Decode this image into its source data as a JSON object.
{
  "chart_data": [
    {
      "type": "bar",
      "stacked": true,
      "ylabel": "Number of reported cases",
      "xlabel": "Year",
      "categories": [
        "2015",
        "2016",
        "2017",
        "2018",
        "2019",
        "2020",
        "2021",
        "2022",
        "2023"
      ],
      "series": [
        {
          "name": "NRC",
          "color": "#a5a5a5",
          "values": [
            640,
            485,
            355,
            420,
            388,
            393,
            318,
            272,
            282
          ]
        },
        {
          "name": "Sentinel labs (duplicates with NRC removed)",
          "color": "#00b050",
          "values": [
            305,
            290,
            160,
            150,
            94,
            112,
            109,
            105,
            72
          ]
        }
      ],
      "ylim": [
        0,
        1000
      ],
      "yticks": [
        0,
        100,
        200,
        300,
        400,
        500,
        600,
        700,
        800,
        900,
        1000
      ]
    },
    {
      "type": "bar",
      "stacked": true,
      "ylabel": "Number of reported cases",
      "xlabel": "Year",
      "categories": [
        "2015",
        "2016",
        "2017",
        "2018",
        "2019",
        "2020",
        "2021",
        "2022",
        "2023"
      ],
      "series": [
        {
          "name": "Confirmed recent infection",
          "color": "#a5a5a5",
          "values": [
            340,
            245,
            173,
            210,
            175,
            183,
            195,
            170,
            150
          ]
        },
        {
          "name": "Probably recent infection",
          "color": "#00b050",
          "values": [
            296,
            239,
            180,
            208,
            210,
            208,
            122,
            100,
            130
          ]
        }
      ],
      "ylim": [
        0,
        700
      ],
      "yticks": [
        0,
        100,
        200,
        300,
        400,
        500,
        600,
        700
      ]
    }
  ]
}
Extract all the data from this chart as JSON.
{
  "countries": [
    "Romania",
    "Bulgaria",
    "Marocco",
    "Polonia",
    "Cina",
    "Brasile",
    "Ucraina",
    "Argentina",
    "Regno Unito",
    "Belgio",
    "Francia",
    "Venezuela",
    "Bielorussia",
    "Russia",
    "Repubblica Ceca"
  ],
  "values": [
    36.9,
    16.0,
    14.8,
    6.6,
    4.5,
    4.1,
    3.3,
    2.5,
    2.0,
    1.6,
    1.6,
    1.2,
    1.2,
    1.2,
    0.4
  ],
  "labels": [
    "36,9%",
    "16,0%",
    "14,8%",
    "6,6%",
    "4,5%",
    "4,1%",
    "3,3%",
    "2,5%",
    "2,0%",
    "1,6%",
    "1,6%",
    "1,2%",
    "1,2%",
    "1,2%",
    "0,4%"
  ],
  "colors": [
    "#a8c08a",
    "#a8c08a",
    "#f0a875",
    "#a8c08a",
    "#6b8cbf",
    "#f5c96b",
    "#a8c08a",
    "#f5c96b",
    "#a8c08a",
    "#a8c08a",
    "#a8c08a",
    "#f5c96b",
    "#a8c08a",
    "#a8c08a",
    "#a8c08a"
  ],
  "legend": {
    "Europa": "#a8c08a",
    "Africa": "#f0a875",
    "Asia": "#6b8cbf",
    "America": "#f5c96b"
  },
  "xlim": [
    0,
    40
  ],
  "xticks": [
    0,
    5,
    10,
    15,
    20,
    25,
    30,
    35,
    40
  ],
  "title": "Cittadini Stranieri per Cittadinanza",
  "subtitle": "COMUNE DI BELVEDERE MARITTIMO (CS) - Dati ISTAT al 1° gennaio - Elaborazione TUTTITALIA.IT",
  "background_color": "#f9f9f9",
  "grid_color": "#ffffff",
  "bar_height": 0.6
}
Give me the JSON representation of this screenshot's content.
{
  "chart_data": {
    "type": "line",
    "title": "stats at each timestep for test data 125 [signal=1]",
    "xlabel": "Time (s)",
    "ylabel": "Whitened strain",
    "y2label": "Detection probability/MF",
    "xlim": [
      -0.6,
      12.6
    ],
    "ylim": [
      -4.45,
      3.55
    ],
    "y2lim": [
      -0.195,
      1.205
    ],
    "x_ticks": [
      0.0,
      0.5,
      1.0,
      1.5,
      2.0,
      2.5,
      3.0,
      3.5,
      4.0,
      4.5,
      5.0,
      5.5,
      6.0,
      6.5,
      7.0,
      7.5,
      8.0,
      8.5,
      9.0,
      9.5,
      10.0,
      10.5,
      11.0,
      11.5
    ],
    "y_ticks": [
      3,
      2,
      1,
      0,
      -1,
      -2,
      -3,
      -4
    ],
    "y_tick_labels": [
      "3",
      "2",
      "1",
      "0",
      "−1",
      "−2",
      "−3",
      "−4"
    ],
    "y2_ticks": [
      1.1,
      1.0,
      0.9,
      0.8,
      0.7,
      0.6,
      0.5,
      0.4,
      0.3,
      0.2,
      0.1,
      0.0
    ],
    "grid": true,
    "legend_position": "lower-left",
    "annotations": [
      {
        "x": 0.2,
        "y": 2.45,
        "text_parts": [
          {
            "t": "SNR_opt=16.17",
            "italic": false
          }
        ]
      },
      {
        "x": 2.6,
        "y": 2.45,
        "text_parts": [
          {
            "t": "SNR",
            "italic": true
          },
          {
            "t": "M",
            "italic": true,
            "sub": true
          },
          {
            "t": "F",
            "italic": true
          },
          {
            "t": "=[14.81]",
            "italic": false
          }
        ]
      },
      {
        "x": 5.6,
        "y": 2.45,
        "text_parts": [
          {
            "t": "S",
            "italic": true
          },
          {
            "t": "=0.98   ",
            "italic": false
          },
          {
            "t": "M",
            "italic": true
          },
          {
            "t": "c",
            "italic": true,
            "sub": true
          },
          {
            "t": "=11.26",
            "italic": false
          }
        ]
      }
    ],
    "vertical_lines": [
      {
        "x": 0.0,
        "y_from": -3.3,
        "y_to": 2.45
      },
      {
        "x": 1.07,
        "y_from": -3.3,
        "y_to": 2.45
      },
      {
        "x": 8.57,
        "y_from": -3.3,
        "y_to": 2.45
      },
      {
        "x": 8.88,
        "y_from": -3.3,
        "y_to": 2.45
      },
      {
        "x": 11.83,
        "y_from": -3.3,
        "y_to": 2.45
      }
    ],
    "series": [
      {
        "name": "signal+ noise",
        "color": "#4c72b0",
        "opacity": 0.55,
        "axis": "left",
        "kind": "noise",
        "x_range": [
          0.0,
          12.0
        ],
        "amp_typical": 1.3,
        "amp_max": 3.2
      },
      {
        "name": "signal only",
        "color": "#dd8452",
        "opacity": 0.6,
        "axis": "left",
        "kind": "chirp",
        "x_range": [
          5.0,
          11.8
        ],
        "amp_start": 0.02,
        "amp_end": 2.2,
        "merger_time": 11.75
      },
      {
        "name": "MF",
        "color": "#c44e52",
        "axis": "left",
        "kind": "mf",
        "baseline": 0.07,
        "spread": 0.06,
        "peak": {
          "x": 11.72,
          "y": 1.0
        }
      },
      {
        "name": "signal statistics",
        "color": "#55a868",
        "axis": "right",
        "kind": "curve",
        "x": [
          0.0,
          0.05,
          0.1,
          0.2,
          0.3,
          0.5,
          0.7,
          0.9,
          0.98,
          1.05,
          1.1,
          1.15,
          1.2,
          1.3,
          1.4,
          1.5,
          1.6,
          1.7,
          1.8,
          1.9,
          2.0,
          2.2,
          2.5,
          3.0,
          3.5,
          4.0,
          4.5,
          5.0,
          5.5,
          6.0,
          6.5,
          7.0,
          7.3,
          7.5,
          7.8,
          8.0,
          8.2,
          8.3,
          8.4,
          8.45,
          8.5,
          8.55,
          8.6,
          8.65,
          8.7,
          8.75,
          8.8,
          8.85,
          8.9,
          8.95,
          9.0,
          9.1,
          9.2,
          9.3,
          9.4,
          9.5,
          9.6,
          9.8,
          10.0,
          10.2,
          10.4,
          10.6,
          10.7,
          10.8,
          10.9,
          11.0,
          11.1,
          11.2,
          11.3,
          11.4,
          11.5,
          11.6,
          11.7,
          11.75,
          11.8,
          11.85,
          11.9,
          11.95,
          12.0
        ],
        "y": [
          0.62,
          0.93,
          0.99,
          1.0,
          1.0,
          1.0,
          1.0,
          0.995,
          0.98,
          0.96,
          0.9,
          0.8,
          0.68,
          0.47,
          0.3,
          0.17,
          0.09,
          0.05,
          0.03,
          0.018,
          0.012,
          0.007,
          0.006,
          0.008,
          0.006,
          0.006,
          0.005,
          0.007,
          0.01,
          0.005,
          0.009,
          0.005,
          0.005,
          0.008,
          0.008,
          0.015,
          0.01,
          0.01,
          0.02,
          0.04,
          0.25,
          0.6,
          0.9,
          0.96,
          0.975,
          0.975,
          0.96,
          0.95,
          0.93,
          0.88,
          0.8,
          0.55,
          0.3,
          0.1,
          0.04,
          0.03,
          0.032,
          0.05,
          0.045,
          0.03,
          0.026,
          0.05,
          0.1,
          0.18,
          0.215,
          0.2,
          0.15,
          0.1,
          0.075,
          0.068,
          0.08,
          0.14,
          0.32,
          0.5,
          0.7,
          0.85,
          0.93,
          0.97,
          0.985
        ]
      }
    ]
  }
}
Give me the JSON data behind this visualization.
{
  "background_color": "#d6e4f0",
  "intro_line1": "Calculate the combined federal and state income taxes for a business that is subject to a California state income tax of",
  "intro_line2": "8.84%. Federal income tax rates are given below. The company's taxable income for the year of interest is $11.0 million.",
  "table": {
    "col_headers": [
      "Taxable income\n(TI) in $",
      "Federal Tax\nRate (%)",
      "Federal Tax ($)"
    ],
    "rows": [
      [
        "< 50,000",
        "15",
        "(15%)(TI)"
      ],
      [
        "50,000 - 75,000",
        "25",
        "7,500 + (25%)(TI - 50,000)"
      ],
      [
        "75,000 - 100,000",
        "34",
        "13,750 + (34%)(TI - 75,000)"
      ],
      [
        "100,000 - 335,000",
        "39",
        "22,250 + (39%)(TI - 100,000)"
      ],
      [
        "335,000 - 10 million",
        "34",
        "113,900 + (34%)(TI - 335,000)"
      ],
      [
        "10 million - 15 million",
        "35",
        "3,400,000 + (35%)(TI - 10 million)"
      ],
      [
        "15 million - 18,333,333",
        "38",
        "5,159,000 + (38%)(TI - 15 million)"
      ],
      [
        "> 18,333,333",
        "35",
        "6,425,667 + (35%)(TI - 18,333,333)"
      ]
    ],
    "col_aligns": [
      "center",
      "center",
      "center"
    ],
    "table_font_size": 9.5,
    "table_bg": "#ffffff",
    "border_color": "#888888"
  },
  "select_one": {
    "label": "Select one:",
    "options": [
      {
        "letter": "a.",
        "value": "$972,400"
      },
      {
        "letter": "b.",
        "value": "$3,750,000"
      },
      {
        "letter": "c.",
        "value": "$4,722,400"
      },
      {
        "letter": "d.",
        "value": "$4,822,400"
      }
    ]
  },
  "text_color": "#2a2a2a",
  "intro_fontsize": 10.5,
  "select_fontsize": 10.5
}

────────────────────

**PROBLEM TO WORK ON:** Locate the line with "Give me the JSON data" in the entries above; extract it and every line after it, verbatim.

**TASK RESULT:**
Give me the JSON data behind this visualization.
{
  "background_color": "#d6e4f0",
  "intro_line1": "Calculate the combined federal and state income taxes for a business that is subject to a California state income tax of",
  "intro_line2": "8.84%. Federal income tax rates are given below. The company's taxable income for the year of interest is $11.0 million.",
  "table": {
    "col_headers": [
      "Taxable income\n(TI) in $",
      "Federal Tax\nRate (%)",
      "Federal Tax ($)"
    ],
    "rows": [
      [
        "< 50,000",
        "15",
        "(15%)(TI)"
      ],
      [
        "50,000 - 75,000",
        "25",
        "7,500 + (25%)(TI - 50,000)"
      ],
      [
        "75,000 - 100,000",
        "34",
        "13,750 + (34%)(TI - 75,000)"
      ],
      [
        "100,000 - 335,000",
        "39",
        "22,250 + (39%)(TI - 100,000)"
      ],
      [
        "335,000 - 10 million",
        "34",
        "113,900 + (34%)(TI - 335,000)"
      ],
      [
        "10 million - 15 million",
        "35",
        "3,400,000 + (35%)(TI - 10 million)"
      ],
      [
        "15 million - 18,333,333",
        "38",
        "5,159,000 + (38%)(TI - 15 million)"
      ],
      [
        "> 18,333,333",
        "35",
        "6,425,667 + (35%)(TI - 18,333,333)"
      ]
    ],
    "col_aligns": [
      "center",
      "center",
      "center"
    ],
    "table_font_size": 9.5,
    "table_bg": "#ffffff",
    "border_color": "#888888"
  },
  "select_one": {
    "label": "Select one:",
    "options": [
      {
        "letter": "a.",
        "value": "$972,400"
      },
      {
        "letter": "b.",
        "value": "$3,750,000"
      },
      {
        "letter": "c.",
        "value": "$4,722,400"
      },
      {
        "letter": "d.",
        "value": "$4,822,400"
      }
    ]
  },
  "text_color": "#2a2a2a",
  "intro_fontsize": 10.5,
  "select_fontsize": 10.5
}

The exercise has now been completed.